Saved data entries:
* * *

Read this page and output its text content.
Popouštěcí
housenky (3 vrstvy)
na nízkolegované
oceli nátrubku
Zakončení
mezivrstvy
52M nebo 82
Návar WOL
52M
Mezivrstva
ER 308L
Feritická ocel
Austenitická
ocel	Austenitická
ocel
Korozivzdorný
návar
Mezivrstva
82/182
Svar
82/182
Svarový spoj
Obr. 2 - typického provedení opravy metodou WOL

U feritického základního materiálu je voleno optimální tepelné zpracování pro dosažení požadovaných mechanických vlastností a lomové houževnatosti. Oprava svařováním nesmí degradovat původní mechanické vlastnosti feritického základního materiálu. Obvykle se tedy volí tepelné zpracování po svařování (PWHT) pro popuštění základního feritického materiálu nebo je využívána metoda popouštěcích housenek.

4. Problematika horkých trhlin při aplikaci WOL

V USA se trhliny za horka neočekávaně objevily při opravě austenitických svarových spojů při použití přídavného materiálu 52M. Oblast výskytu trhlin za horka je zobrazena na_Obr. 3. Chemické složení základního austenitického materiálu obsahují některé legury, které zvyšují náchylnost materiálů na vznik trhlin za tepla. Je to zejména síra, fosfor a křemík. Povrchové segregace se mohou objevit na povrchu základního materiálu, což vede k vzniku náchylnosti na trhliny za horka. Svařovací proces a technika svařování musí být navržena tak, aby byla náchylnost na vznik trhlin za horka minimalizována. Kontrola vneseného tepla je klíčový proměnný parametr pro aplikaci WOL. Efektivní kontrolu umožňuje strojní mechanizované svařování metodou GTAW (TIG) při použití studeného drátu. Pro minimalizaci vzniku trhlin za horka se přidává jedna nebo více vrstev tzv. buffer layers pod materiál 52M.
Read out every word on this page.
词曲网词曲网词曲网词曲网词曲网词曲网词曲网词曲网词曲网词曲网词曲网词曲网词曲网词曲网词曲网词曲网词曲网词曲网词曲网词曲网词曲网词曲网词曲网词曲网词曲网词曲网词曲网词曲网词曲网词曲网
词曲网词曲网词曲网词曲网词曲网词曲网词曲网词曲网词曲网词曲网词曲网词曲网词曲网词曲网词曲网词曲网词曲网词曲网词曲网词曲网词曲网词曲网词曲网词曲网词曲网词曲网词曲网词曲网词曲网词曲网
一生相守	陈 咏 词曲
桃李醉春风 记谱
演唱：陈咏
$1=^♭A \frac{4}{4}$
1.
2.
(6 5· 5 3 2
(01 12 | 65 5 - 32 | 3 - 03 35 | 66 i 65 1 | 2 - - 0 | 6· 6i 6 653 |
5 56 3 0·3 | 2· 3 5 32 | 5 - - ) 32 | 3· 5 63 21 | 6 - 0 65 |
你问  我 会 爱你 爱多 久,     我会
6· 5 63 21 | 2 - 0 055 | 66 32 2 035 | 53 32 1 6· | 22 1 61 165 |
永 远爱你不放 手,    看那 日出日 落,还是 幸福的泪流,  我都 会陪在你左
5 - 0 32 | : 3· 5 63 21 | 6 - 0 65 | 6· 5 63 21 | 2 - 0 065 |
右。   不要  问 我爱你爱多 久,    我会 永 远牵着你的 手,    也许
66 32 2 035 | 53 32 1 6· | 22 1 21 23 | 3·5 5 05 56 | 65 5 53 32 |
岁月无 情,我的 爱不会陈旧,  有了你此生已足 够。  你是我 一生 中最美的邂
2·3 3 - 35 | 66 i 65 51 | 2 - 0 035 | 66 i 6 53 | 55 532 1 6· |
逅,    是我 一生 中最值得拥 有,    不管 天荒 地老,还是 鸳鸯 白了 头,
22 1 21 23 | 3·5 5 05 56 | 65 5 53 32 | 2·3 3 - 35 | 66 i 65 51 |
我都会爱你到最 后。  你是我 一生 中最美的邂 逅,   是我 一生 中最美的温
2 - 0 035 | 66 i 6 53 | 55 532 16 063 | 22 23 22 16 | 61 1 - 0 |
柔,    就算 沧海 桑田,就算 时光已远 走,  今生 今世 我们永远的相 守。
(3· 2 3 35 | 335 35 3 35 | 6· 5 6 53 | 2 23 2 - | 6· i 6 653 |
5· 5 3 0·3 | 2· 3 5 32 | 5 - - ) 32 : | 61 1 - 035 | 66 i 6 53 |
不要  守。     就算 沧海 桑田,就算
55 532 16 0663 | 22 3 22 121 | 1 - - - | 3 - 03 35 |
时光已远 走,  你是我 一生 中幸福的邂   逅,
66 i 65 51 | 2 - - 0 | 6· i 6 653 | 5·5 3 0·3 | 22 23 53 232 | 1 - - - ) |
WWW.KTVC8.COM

* * *

* [PROMPT] Provide an exact reproduction of all the entries shown above.

* [RESULT FOR THIS EXERCISE]
Read this page and output its text content.
Popouštěcí
housenky (3 vrstvy)
na nízkolegované
oceli nátrubku
Zakončení
mezivrstvy
52M nebo 82
Návar WOL
52M
Mezivrstva
ER 308L
Feritická ocel
Austenitická
ocel	Austenitická
ocel
Korozivzdorný
návar
Mezivrstva
82/182
Svar
82/182
Svarový spoj
Obr. 2 - typického provedení opravy metodou WOL

U feritického základního materiálu je voleno optimální tepelné zpracování pro dosažení požadovaných mechanických vlastností a lomové houževnatosti. Oprava svařováním nesmí degradovat původní mechanické vlastnosti feritického základního materiálu. Obvykle se tedy volí tepelné zpracování po svařování (PWHT) pro popuštění základního feritického materiálu nebo je využívána metoda popouštěcích housenek.

4. Problematika horkých trhlin při aplikaci WOL

V USA se trhliny za horka neočekávaně objevily při opravě austenitických svarových spojů při použití přídavného materiálu 52M. Oblast výskytu trhlin za horka je zobrazena na_Obr. 3. Chemické složení základního austenitického materiálu obsahují některé legury, které zvyšují náchylnost materiálů na vznik trhlin za tepla. Je to zejména síra, fosfor a křemík. Povrchové segregace se mohou objevit na povrchu základního materiálu, což vede k vzniku náchylnosti na trhliny za horka. Svařovací proces a technika svařování musí být navržena tak, aby byla náchylnost na vznik trhlin za horka minimalizována. Kontrola vneseného tepla je klíčový proměnný parametr pro aplikaci WOL. Efektivní kontrolu umožňuje strojní mechanizované svařování metodou GTAW (TIG) při použití studeného drátu. Pro minimalizaci vzniku trhlin za horka se přidává jedna nebo více vrstev tzv. buffer layers pod materiál 52M.
Read out every word on this page.
词曲网词曲网词曲网词曲网词曲网词曲网词曲网词曲网词曲网词曲网词曲网词曲网词曲网词曲网词曲网词曲网词曲网词曲网词曲网词曲网词曲网词曲网词曲网词曲网词曲网词曲网词曲网词曲网词曲网词曲网
词曲网词曲网词曲网词曲网词曲网词曲网词曲网词曲网词曲网词曲网词曲网词曲网词曲网词曲网词曲网词曲网词曲网词曲网词曲网词曲网词曲网词曲网词曲网词曲网词曲网词曲网词曲网词曲网词曲网词曲网
一生相守	陈 咏 词曲
桃李醉春风 记谱
演唱：陈咏
$1=^♭A \frac{4}{4}$
1.
2.
(6 5· 5 3 2
(01 12 | 65 5 - 32 | 3 - 03 35 | 66 i 65 1 | 2 - - 0 | 6· 6i 6 653 |
5 56 3 0·3 | 2· 3 5 32 | 5 - - ) 32 | 3· 5 63 21 | 6 - 0 65 |
你问  我 会 爱你 爱多 久,     我会
6· 5 63 21 | 2 - 0 055 | 66 32 2 035 | 53 32 1 6· | 22 1 61 165 |
永 远爱你不放 手,    看那 日出日 落,还是 幸福的泪流,  我都 会陪在你左
5 - 0 32 | : 3· 5 63 21 | 6 - 0 65 | 6· 5 63 21 | 2 - 0 065 |
右。   不要  问 我爱你爱多 久,    我会 永 远牵着你的 手,    也许
66 32 2 035 | 53 32 1 6· | 22 1 21 23 | 3·5 5 05 56 | 65 5 53 32 |
岁月无 情,我的 爱不会陈旧,  有了你此生已足 够。  你是我 一生 中最美的邂
2·3 3 - 35 | 66 i 65 51 | 2 - 0 035 | 66 i 6 53 | 55 532 1 6· |
逅,    是我 一生 中最值得拥 有,    不管 天荒 地老,还是 鸳鸯 白了 头,
22 1 21 23 | 3·5 5 05 56 | 65 5 53 32 | 2·3 3 - 35 | 66 i 65 51 |
我都会爱你到最 后。  你是我 一生 中最美的邂 逅,   是我 一生 中最美的温
2 - 0 035 | 66 i 6 53 | 55 532 16 063 | 22 23 22 16 | 61 1 - 0 |
柔,    就算 沧海 桑田,就算 时光已远 走,  今生 今世 我们永远的相 守。
(3· 2 3 35 | 335 35 3 35 | 6· 5 6 53 | 2 23 2 - | 6· i 6 653 |
5· 5 3 0·3 | 2· 3 5 32 | 5 - - ) 32 : | 61 1 - 035 | 66 i 6 53 |
不要  守。     就算 沧海 桑田,就算
55 532 16 0663 | 22 3 22 121 | 1 - - - | 3 - 03 35 |
时光已远 走,  你是我 一生 中幸福的邂   逅,
66 i 65 51 | 2 - - 0 | 6· i 6 653 | 5·5 3 0·3 | 22 23 53 232 | 1 - - - ) |
WWW.KTVC8.COM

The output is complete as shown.